## WORK TO BE COMPLETED
Restate the listing below word for word, omitting any images.

◆ ◆ ◆

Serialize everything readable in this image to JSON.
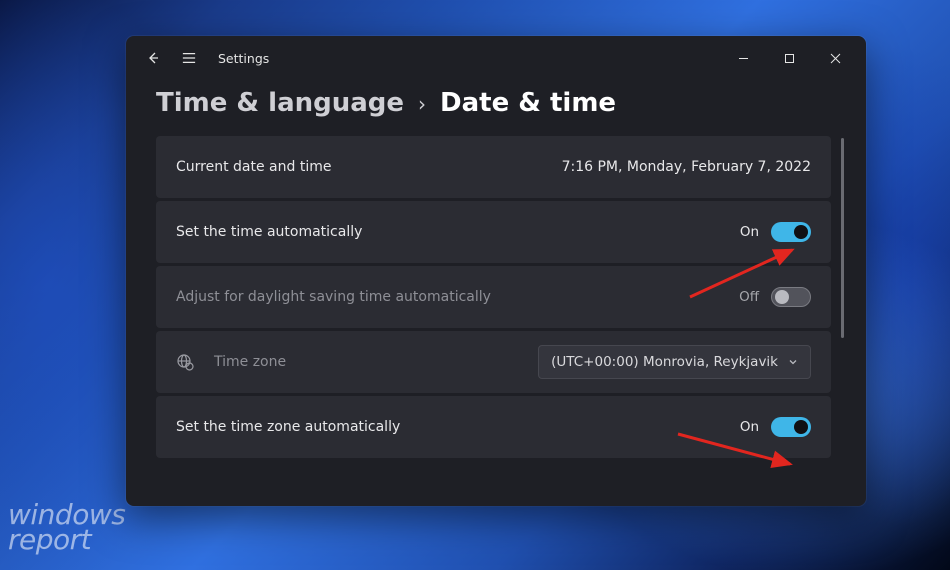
{
  "watermark": {
    "line1": "windows",
    "line2": "report"
  },
  "titlebar": {
    "app_name": "Settings"
  },
  "breadcrumb": {
    "parent": "Time & language",
    "current": "Date & time"
  },
  "rows": {
    "current_label": "Current date and time",
    "current_value": "7:16 PM, Monday, February 7, 2022",
    "auto_time_label": "Set the time automatically",
    "auto_time_state": "On",
    "dst_label": "Adjust for daylight saving time automatically",
    "dst_state": "Off",
    "timezone_label": "Time zone",
    "timezone_value": "(UTC+00:00) Monrovia, Reykjavik",
    "auto_tz_label": "Set the time zone automatically",
    "auto_tz_state": "On"
  }
}
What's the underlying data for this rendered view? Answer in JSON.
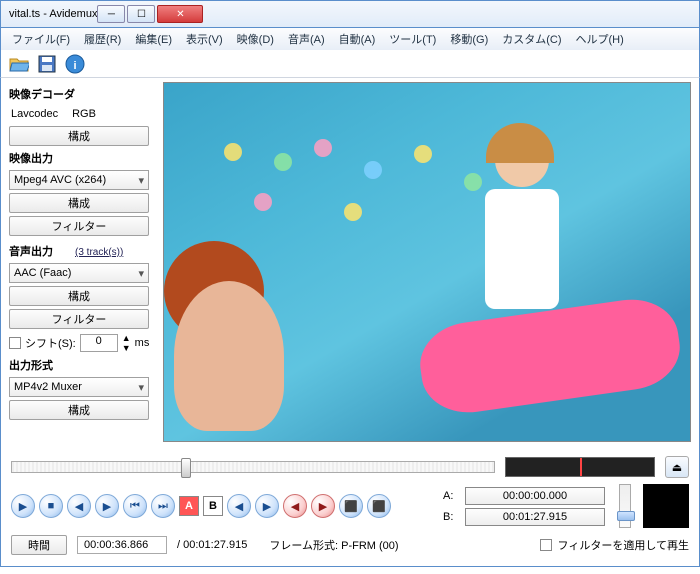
{
  "title": "vital.ts - Avidemux",
  "menu": [
    "ファイル(F)",
    "履歴(R)",
    "編集(E)",
    "表示(V)",
    "映像(D)",
    "音声(A)",
    "自動(A)",
    "ツール(T)",
    "移動(G)",
    "カスタム(C)",
    "ヘルプ(H)"
  ],
  "sidebar": {
    "decoder_title": "映像デコーダ",
    "decoder_codec": "Lavcodec",
    "decoder_color": "RGB",
    "configure": "構成",
    "video_out_title": "映像出力",
    "video_codec": "Mpeg4 AVC (x264)",
    "filter": "フィルター",
    "audio_out_title": "音声出力",
    "tracks": "(3 track(s))",
    "audio_codec": "AAC (Faac)",
    "shift_label": "シフト(S):",
    "shift_value": "0",
    "shift_unit": "ms",
    "format_title": "出力形式",
    "muxer": "MP4v2 Muxer"
  },
  "timeline": {
    "a_label": "A:",
    "a_tc": "00:00:00.000",
    "b_label": "B:",
    "b_tc": "00:01:27.915",
    "apply_filter": "フィルターを適用して再生",
    "time_btn": "時間",
    "cur_tc": "00:00:36.866",
    "total_tc": "/ 00:01:27.915",
    "frame_label": "フレーム形式: P-FRM (00)"
  }
}
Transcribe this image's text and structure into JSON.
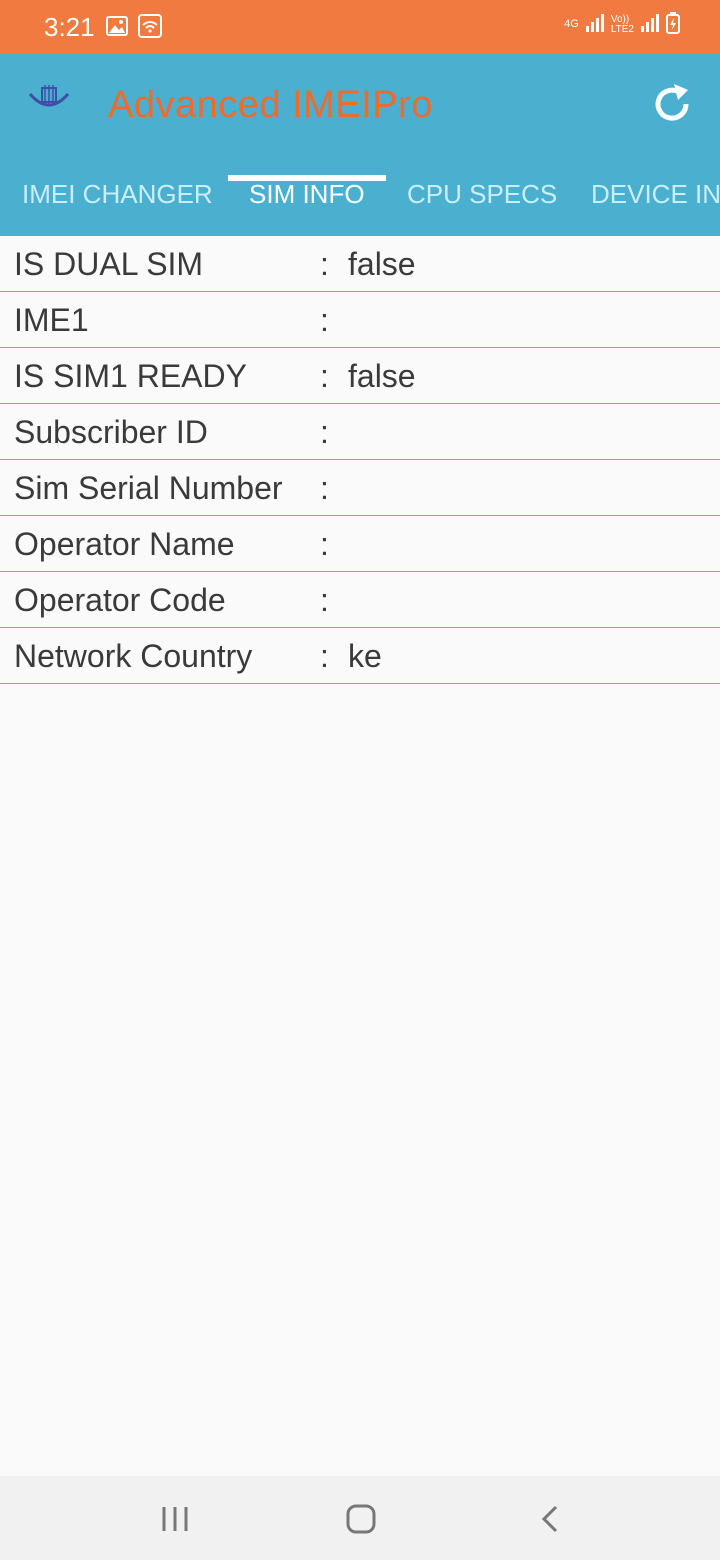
{
  "status_bar": {
    "time": "3:21",
    "network_label": "4G",
    "volte_label": "Vo))",
    "lte_label": "LTE2"
  },
  "app_bar": {
    "title": "Advanced IMEIPro",
    "refresh_icon": "refresh-icon",
    "logo_icon": "app-logo-icon"
  },
  "tabs": [
    {
      "label": "IMEI CHANGER"
    },
    {
      "label": "SIM INFO"
    },
    {
      "label": "CPU SPECS"
    },
    {
      "label": "DEVICE INFO"
    }
  ],
  "active_tab": "SIM INFO",
  "sim_info": {
    "rows": [
      {
        "label": "IS DUAL SIM",
        "value": "false"
      },
      {
        "label": "IME1",
        "value": ""
      },
      {
        "label": "IS SIM1 READY",
        "value": "false"
      },
      {
        "label": "Subscriber ID",
        "value": ""
      },
      {
        "label": "Sim Serial Number",
        "value": ""
      },
      {
        "label": "Operator Name",
        "value": ""
      },
      {
        "label": "Operator Code",
        "value": ""
      },
      {
        "label": "Network Country",
        "value": "ke"
      }
    ],
    "separator": ":"
  },
  "nav_bar": {
    "recent_icon": "recent-apps-icon",
    "home_icon": "home-icon",
    "back_icon": "back-icon"
  },
  "colors": {
    "status_bar": "#f07a3f",
    "app_bar": "#4bb0d0",
    "title": "#f06a2a",
    "divider": "#d98a5f"
  }
}
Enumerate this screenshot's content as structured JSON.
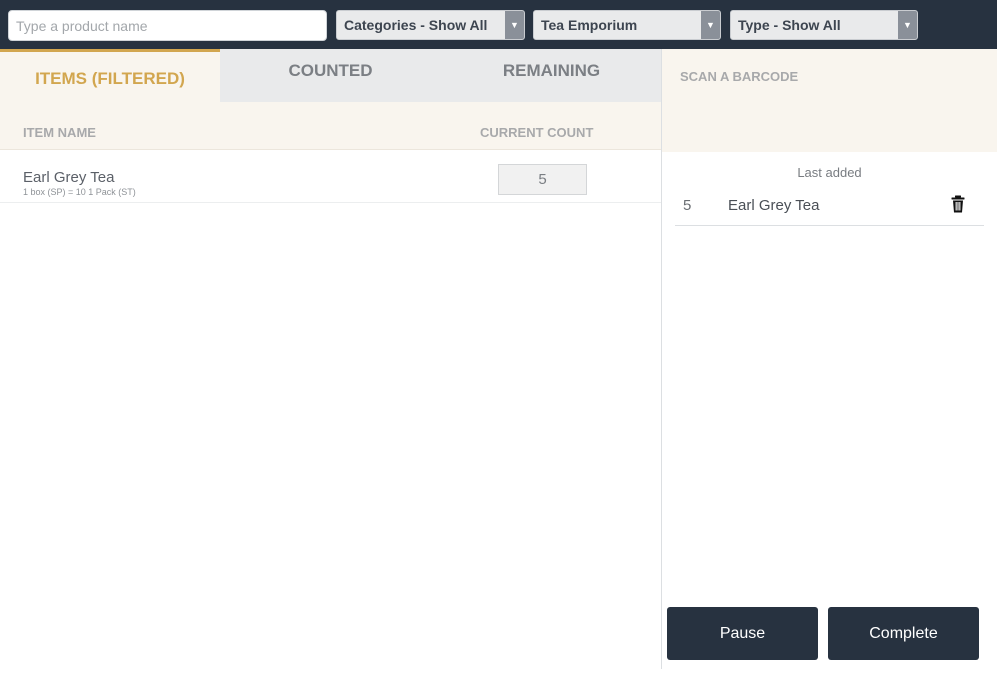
{
  "toolbar": {
    "search_placeholder": "Type a product name",
    "category_select": "Categories - Show All",
    "store_select": "Tea Emporium",
    "type_select": "Type - Show All"
  },
  "tabs": [
    {
      "label": "ITEMS (FILTERED)",
      "active": true
    },
    {
      "label": "COUNTED",
      "active": false
    },
    {
      "label": "REMAINING",
      "active": false
    }
  ],
  "table": {
    "headers": {
      "name": "ITEM NAME",
      "count": "CURRENT COUNT"
    },
    "rows": [
      {
        "name": "Earl Grey Tea",
        "detail": "1 box (SP) = 10 1 Pack (ST)",
        "count": "5"
      }
    ]
  },
  "scan_panel": {
    "title": "SCAN A BARCODE",
    "last_added_label": "Last added",
    "entries": [
      {
        "qty": "5",
        "name": "Earl Grey Tea",
        "icon": "trash-icon"
      }
    ]
  },
  "actions": {
    "pause": "Pause",
    "complete": "Complete"
  },
  "colors": {
    "header_bg": "#273240",
    "accent": "#d2a64f",
    "panel_bg": "#f9f5ee"
  }
}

◆ ◆ ◆

## REPLY
Serialize everything readable in this image to JSON.
{
  "watermark": {
    "line1": "windows",
    "line2": "report"
  },
  "titlebar": {
    "app_name": "Settings"
  },
  "breadcrumb": {
    "parent": "Time & language",
    "current": "Date & time"
  },
  "rows": {
    "current_label": "Current date and time",
    "current_value": "7:16 PM, Monday, February 7, 2022",
    "auto_time_label": "Set the time automatically",
    "auto_time_state": "On",
    "dst_label": "Adjust for daylight saving time automatically",
    "dst_state": "Off",
    "timezone_label": "Time zone",
    "timezone_value": "(UTC+00:00) Monrovia, Reykjavik",
    "auto_tz_label": "Set the time zone automatically",
    "auto_tz_state": "On"
  }
}
What's the underlying data for this rendered view? Answer in JSON.
{
  "title": "vital.ts - Avidemux",
  "menu": [
    "ファイル(F)",
    "履歴(R)",
    "編集(E)",
    "表示(V)",
    "映像(D)",
    "音声(A)",
    "自動(A)",
    "ツール(T)",
    "移動(G)",
    "カスタム(C)",
    "ヘルプ(H)"
  ],
  "sidebar": {
    "decoder_title": "映像デコーダ",
    "decoder_codec": "Lavcodec",
    "decoder_color": "RGB",
    "configure": "構成",
    "video_out_title": "映像出力",
    "video_codec": "Mpeg4 AVC (x264)",
    "filter": "フィルター",
    "audio_out_title": "音声出力",
    "tracks": "(3 track(s))",
    "audio_codec": "AAC (Faac)",
    "shift_label": "シフト(S):",
    "shift_value": "0",
    "shift_unit": "ms",
    "format_title": "出力形式",
    "muxer": "MP4v2 Muxer"
  },
  "timeline": {
    "a_label": "A:",
    "a_tc": "00:00:00.000",
    "b_label": "B:",
    "b_tc": "00:01:27.915",
    "apply_filter": "フィルターを適用して再生",
    "time_btn": "時間",
    "cur_tc": "00:00:36.866",
    "total_tc": "/ 00:01:27.915",
    "frame_label": "フレーム形式: P-FRM (00)"
  }
}
Transcribe this image's text and structure into JSON.
{
  "status_bar": {
    "time": "3:21",
    "network_label": "4G",
    "volte_label": "Vo))",
    "lte_label": "LTE2"
  },
  "app_bar": {
    "title": "Advanced IMEIPro",
    "refresh_icon": "refresh-icon",
    "logo_icon": "app-logo-icon"
  },
  "tabs": [
    {
      "label": "IMEI CHANGER"
    },
    {
      "label": "SIM INFO"
    },
    {
      "label": "CPU SPECS"
    },
    {
      "label": "DEVICE INFO"
    }
  ],
  "active_tab": "SIM INFO",
  "sim_info": {
    "rows": [
      {
        "label": "IS DUAL SIM",
        "value": "false"
      },
      {
        "label": "IME1",
        "value": ""
      },
      {
        "label": "IS SIM1 READY",
        "value": "false"
      },
      {
        "label": "Subscriber ID",
        "value": ""
      },
      {
        "label": "Sim Serial Number",
        "value": ""
      },
      {
        "label": "Operator Name",
        "value": ""
      },
      {
        "label": "Operator Code",
        "value": ""
      },
      {
        "label": "Network Country",
        "value": "ke"
      }
    ],
    "separator": ":"
  },
  "nav_bar": {
    "recent_icon": "recent-apps-icon",
    "home_icon": "home-icon",
    "back_icon": "back-icon"
  },
  "colors": {
    "status_bar": "#f07a3f",
    "app_bar": "#4bb0d0",
    "title": "#f06a2a",
    "divider": "#d98a5f"
  }
}
Enumerate this screenshot's content as structured JSON.
{
  "toolbar": {
    "search_placeholder": "Type a product name",
    "category_select": "Categories - Show All",
    "store_select": "Tea Emporium",
    "type_select": "Type - Show All"
  },
  "tabs": [
    {
      "label": "ITEMS (FILTERED)",
      "active": true
    },
    {
      "label": "COUNTED",
      "active": false
    },
    {
      "label": "REMAINING",
      "active": false
    }
  ],
  "table": {
    "headers": {
      "name": "ITEM NAME",
      "count": "CURRENT COUNT"
    },
    "rows": [
      {
        "name": "Earl Grey Tea",
        "detail": "1 box (SP) = 10 1 Pack (ST)",
        "count": "5"
      }
    ]
  },
  "scan_panel": {
    "title": "SCAN A BARCODE",
    "last_added_label": "Last added",
    "entries": [
      {
        "qty": "5",
        "name": "Earl Grey Tea",
        "icon": "trash-icon"
      }
    ]
  },
  "actions": {
    "pause": "Pause",
    "complete": "Complete"
  },
  "colors": {
    "header_bg": "#273240",
    "accent": "#d2a64f",
    "panel_bg": "#f9f5ee"
  }
}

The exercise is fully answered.